Exercise details >> Return every line below in which "text" appears.

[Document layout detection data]
________________________
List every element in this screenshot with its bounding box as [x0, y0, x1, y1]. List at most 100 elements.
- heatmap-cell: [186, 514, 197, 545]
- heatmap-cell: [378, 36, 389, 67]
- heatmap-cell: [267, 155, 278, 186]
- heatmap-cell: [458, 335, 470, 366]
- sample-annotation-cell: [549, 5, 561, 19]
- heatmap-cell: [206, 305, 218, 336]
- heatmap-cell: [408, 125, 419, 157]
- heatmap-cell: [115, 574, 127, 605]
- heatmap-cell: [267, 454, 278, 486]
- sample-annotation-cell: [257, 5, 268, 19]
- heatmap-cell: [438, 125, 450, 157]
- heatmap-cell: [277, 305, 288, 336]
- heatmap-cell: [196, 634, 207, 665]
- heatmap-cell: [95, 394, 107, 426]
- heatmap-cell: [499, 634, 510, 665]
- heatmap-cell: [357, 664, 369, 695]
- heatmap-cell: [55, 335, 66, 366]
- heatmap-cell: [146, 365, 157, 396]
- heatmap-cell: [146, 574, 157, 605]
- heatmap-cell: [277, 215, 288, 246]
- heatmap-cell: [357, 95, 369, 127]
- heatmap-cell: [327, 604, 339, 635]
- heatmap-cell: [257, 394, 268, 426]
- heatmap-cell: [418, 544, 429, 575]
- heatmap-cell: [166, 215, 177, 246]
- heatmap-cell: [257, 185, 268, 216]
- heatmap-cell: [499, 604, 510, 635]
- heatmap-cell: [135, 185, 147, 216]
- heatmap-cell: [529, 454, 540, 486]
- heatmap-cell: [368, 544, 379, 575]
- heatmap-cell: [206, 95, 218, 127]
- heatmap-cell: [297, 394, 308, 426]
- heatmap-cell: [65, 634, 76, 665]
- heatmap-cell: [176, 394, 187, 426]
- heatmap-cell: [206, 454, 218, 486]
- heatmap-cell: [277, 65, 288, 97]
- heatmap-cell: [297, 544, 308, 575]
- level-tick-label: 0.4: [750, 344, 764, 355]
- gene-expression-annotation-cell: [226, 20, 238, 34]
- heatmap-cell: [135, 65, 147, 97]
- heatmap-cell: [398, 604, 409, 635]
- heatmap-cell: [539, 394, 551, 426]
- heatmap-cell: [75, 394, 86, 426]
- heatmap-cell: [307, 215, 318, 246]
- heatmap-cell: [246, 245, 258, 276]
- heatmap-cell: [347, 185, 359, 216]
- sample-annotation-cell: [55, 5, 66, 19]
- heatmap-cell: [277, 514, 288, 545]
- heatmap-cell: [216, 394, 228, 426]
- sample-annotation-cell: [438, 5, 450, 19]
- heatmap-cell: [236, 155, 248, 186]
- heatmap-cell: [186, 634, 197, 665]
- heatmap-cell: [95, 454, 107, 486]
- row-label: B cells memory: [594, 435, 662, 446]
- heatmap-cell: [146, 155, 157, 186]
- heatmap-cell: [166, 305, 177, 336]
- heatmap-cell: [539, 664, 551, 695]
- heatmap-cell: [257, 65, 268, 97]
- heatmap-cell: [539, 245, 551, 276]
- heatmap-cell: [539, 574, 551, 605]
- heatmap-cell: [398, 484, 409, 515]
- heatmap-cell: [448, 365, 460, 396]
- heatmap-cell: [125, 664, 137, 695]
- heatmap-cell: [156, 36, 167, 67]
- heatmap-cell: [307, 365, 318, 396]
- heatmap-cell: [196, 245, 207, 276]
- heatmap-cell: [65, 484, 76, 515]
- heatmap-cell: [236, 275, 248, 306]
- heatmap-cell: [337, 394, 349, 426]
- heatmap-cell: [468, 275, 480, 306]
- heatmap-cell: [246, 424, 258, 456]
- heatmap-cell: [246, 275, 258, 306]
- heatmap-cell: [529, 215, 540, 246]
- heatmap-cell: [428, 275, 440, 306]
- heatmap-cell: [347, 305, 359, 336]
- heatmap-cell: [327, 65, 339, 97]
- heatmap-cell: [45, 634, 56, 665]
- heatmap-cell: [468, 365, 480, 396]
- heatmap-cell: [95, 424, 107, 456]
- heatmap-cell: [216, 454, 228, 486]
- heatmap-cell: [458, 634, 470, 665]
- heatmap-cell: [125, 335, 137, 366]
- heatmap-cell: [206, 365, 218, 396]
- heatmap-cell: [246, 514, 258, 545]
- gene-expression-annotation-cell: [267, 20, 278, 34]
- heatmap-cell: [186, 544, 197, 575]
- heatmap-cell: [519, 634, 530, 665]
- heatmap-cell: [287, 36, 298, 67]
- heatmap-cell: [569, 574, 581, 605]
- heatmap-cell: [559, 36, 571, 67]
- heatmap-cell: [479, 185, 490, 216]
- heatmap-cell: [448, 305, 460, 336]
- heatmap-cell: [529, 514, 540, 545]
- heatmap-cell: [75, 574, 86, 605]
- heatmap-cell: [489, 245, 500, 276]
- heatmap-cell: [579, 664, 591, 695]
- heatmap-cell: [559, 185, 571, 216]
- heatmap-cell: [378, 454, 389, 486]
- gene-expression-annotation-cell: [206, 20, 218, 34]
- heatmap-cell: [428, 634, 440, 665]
________________________
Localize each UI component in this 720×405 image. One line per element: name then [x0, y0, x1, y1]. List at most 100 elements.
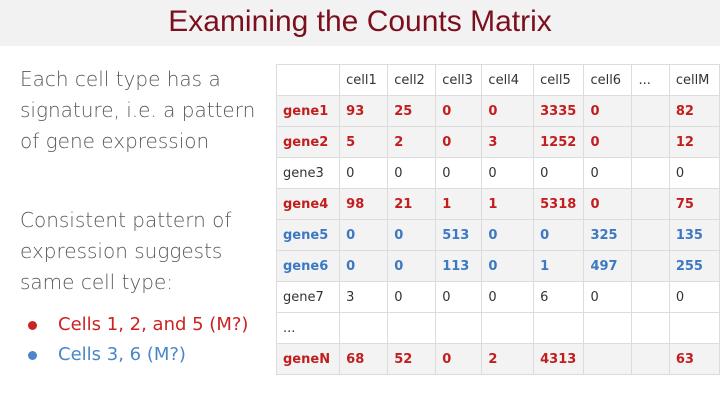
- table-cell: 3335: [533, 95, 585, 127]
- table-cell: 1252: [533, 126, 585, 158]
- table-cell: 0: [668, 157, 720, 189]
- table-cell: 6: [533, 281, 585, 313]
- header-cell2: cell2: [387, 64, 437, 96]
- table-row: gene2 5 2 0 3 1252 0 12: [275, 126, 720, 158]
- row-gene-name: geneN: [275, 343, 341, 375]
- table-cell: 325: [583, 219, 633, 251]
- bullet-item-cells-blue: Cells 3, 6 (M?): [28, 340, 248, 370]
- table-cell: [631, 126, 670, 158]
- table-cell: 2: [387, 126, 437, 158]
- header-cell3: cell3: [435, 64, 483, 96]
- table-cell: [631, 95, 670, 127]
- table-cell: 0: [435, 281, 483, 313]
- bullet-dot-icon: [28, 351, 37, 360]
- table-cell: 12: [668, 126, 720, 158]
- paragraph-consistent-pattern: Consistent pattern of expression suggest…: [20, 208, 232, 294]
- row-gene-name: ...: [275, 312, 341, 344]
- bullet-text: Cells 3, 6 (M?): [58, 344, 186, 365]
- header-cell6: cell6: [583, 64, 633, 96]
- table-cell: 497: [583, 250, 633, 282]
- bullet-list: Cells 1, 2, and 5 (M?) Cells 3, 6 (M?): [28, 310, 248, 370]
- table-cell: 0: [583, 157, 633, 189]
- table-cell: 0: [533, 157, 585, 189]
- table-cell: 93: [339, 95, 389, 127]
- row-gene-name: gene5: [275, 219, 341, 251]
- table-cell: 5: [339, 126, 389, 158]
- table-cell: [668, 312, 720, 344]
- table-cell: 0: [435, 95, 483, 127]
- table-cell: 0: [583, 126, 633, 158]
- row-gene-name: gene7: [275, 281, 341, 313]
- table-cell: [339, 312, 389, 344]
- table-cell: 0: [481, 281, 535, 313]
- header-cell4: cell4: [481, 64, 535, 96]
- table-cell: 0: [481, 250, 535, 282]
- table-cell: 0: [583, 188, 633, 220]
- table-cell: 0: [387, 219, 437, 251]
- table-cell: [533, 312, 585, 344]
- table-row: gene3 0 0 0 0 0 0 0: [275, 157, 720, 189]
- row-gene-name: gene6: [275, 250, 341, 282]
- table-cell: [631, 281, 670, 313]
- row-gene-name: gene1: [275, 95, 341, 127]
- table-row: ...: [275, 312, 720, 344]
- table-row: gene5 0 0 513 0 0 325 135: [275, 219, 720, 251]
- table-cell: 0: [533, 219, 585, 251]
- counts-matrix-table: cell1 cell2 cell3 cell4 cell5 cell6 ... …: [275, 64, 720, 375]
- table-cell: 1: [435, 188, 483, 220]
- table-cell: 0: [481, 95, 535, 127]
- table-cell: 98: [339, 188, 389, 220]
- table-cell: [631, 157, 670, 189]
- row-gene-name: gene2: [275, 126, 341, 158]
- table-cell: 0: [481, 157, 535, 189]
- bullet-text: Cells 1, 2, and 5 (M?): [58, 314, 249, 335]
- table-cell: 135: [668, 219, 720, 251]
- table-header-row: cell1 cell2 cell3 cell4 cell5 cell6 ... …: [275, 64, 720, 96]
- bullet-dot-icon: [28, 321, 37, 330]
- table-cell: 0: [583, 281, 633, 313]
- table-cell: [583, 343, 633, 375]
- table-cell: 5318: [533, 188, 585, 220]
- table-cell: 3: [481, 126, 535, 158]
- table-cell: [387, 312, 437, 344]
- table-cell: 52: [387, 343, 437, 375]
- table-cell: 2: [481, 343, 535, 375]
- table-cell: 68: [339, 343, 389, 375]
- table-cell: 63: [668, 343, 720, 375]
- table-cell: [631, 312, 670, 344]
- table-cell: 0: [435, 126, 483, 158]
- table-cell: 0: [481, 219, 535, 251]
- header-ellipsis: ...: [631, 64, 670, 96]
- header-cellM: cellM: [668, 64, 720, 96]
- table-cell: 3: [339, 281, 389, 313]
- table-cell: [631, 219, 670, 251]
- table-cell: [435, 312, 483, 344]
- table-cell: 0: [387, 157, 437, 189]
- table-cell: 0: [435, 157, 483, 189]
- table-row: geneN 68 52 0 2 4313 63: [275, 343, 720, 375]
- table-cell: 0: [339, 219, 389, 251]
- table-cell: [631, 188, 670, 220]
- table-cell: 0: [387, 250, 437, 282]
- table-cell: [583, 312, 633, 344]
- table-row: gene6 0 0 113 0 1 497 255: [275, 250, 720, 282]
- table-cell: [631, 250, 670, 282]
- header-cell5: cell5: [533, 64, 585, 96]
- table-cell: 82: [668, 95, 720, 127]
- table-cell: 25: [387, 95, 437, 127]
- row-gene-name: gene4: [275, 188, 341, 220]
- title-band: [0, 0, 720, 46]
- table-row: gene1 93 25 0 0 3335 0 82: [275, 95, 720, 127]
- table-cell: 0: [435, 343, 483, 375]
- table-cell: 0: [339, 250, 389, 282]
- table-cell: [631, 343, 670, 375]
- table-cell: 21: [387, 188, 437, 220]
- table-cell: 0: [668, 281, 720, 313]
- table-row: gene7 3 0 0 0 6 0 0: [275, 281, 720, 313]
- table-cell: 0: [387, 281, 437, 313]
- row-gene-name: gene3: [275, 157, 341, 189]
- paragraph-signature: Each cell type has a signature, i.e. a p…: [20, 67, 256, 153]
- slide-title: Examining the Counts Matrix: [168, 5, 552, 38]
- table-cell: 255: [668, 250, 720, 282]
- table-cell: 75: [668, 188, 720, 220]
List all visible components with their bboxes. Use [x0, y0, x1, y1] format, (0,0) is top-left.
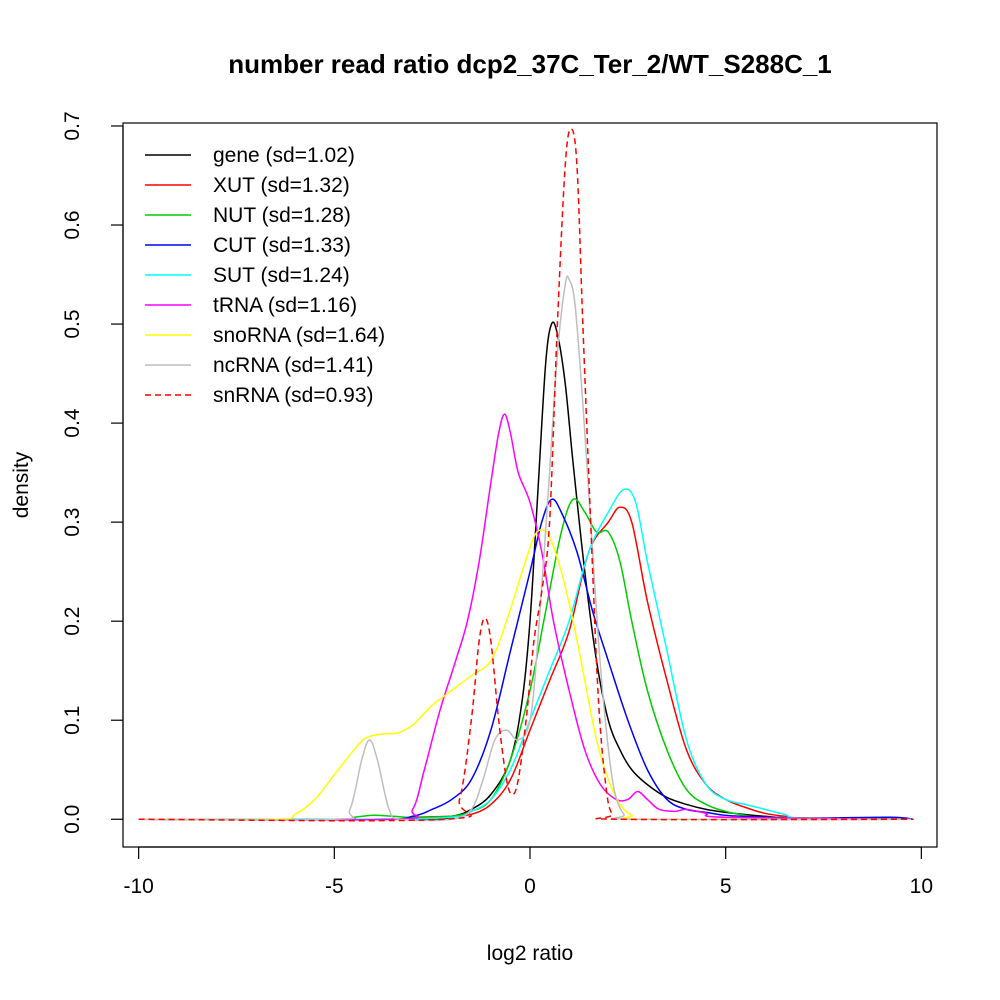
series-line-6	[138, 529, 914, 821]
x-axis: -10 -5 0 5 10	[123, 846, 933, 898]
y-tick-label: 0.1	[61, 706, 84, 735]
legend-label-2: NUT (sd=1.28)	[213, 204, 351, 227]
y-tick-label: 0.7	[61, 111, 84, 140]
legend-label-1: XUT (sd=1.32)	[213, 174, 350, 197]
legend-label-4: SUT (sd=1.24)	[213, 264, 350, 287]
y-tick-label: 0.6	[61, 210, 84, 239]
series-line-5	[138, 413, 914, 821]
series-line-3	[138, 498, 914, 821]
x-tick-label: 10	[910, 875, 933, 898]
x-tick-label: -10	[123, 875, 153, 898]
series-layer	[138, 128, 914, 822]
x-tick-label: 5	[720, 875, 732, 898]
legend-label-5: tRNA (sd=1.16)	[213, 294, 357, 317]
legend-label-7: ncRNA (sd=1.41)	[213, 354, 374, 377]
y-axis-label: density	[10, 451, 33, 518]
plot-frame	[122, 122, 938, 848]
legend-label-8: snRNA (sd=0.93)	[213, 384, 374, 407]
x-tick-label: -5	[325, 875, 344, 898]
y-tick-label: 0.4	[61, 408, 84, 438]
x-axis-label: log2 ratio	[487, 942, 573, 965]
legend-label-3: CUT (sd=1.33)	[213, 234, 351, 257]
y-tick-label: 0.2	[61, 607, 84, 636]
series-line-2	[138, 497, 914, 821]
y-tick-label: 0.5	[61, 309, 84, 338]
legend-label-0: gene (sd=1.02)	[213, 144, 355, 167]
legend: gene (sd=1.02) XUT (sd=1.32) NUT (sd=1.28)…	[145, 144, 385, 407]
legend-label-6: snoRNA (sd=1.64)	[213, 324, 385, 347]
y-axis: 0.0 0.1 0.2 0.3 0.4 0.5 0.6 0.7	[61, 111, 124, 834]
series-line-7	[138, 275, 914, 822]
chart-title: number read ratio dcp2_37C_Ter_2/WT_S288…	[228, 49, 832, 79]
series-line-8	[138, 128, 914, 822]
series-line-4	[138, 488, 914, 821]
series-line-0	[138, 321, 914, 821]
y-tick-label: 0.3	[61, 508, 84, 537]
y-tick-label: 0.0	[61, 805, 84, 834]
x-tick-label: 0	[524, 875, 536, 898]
________________________
Result for this exercise >>
- bullet-text: Cells 3, 6 (M?): [58, 344, 186, 365]
- bullet-text: Cells 1, 2, and 5 (M?): [58, 314, 249, 335]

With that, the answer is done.